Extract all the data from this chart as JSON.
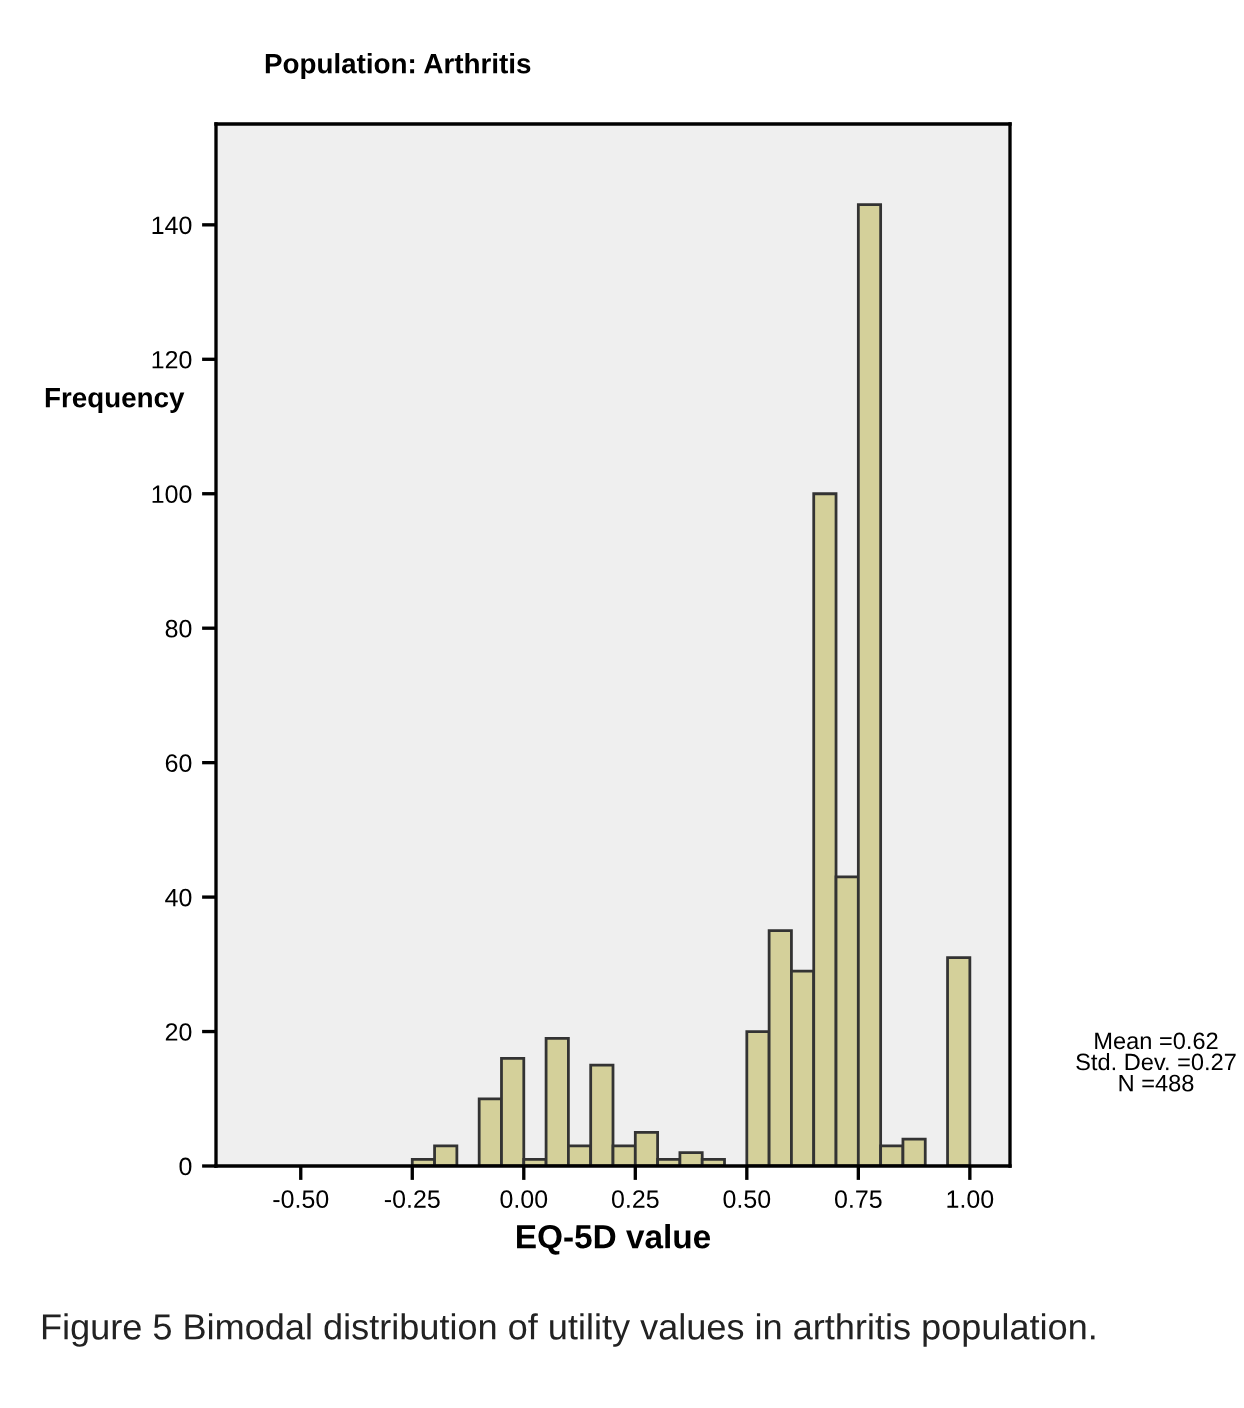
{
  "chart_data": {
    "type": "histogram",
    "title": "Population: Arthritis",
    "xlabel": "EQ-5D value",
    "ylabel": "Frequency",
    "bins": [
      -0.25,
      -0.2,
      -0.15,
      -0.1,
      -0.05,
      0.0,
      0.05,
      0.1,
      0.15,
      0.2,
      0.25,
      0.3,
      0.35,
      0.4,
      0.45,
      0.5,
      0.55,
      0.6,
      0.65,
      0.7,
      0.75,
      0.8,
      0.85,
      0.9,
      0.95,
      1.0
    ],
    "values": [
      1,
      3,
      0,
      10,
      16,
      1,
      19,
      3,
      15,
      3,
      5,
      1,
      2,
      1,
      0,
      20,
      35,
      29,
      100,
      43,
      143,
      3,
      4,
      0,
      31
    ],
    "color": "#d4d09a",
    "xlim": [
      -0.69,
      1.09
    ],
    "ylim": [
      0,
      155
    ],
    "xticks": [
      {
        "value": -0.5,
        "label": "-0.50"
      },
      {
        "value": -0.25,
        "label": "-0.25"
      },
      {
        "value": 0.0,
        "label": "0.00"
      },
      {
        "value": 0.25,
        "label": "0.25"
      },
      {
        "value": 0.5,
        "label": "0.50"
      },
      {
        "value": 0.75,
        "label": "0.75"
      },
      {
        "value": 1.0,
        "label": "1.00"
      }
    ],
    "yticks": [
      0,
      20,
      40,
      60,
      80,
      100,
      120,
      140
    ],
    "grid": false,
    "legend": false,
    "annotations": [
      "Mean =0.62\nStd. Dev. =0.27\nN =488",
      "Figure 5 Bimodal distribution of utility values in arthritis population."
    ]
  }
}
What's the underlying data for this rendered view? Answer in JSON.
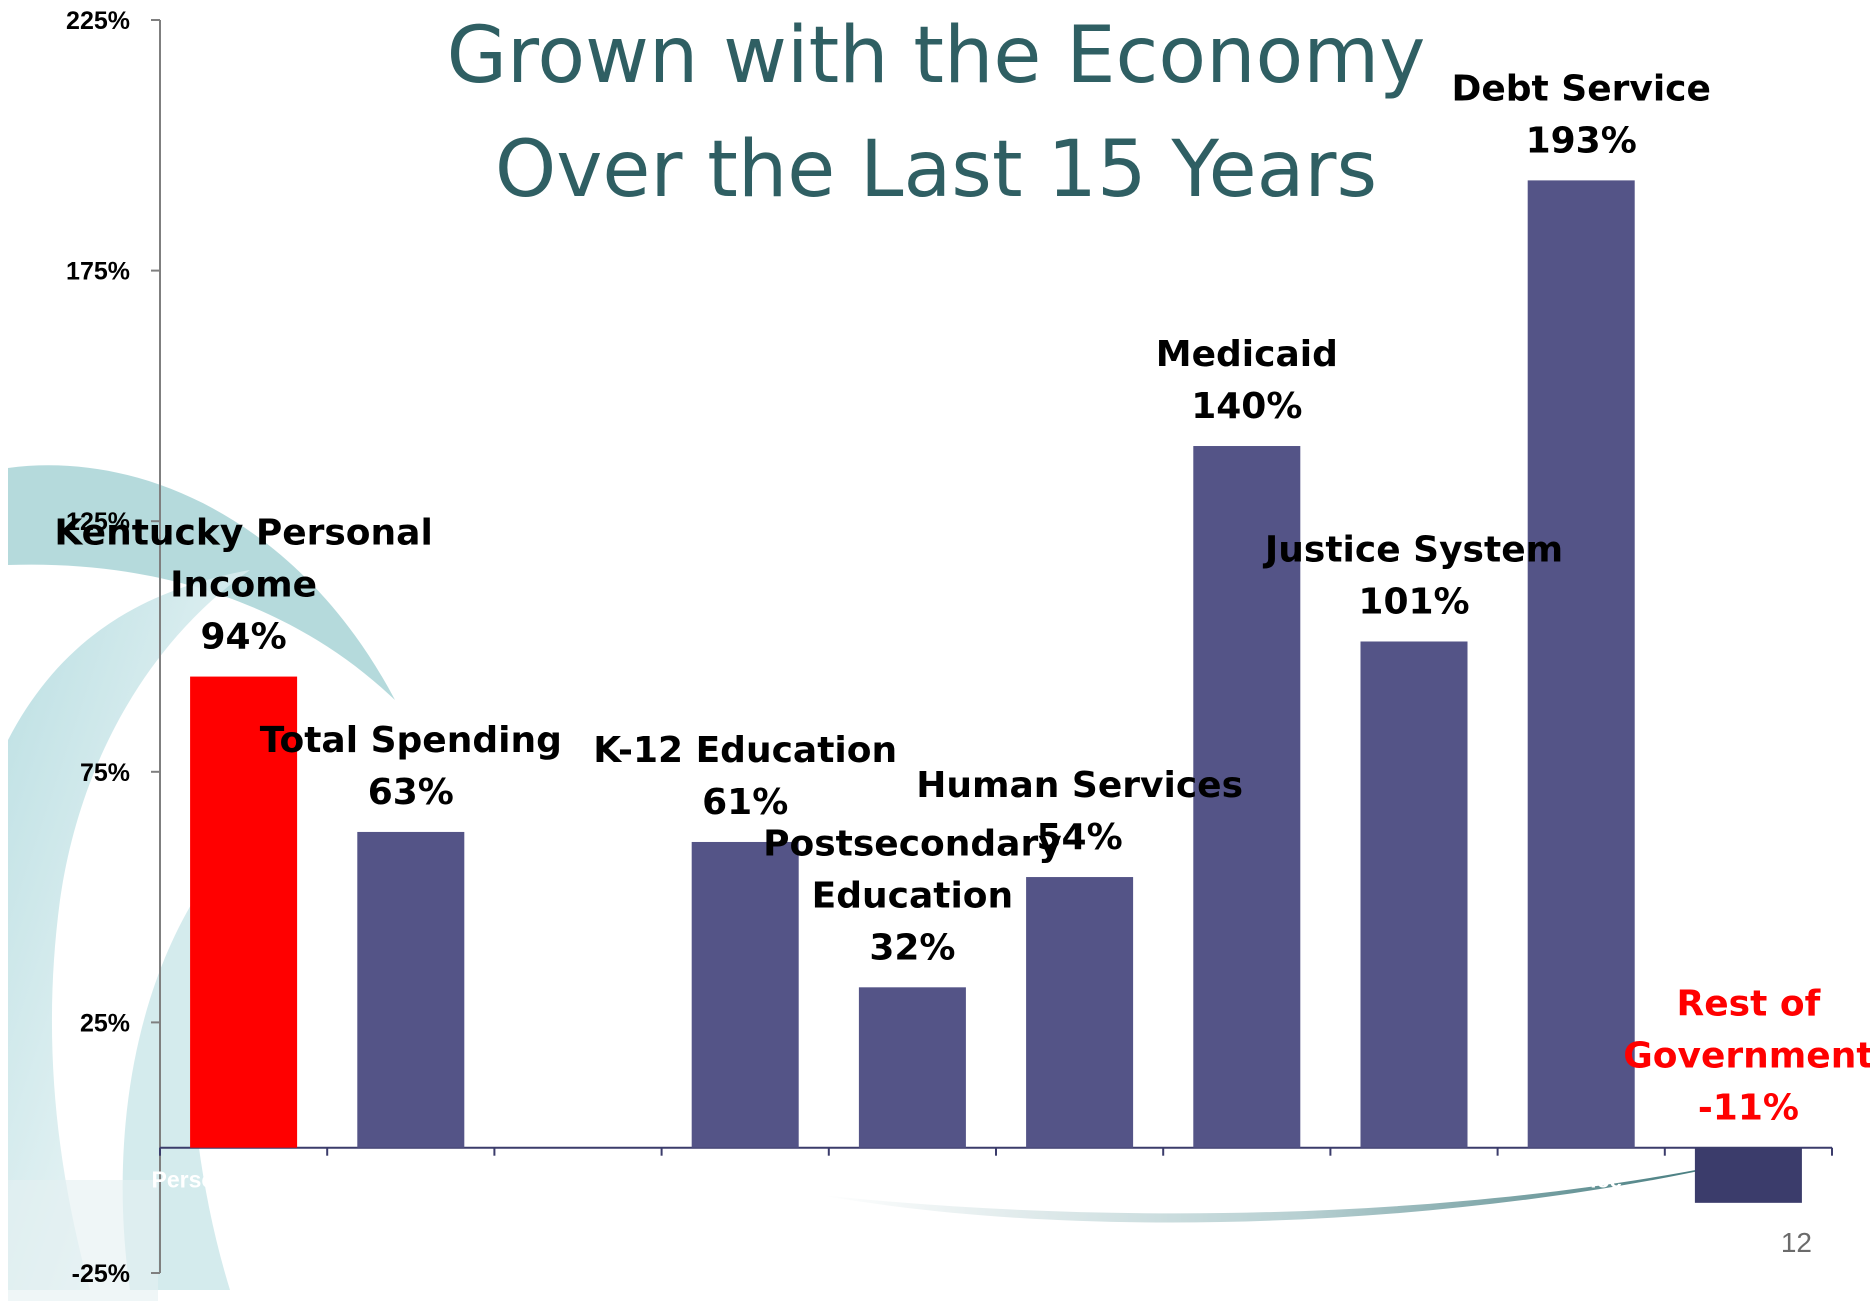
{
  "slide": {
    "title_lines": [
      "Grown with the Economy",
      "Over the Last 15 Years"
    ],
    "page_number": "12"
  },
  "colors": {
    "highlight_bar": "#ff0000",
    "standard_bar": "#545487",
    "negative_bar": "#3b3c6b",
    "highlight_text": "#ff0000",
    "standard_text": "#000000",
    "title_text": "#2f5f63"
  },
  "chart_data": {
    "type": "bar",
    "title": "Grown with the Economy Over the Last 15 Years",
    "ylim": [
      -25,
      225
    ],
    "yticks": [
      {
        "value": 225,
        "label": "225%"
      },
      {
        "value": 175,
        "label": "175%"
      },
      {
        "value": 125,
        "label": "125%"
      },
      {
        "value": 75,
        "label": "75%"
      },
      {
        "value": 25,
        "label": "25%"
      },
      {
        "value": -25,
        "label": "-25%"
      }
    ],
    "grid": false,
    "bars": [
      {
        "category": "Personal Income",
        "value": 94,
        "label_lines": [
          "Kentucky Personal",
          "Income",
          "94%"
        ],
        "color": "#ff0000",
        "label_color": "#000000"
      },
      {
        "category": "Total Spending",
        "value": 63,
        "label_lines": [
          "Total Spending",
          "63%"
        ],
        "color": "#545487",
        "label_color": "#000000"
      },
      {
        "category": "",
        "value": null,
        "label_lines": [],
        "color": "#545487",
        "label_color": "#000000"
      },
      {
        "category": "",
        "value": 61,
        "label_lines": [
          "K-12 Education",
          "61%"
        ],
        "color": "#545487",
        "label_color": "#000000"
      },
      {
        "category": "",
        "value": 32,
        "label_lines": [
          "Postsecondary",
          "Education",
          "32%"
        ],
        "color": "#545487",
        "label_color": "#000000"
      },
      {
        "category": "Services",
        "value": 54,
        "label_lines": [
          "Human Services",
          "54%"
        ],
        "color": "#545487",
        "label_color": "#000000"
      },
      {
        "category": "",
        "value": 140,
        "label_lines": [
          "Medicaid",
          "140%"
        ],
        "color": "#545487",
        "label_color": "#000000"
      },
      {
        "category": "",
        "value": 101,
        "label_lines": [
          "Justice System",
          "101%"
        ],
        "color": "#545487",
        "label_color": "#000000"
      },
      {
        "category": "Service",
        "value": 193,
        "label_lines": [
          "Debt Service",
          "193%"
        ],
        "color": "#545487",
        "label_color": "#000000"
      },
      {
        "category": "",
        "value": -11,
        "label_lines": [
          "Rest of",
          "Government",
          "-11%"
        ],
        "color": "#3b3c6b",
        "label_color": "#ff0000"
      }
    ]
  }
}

◆ Problem ◆
Report only the number of lines that hold the word "Spending".

◆ Full response ◆
2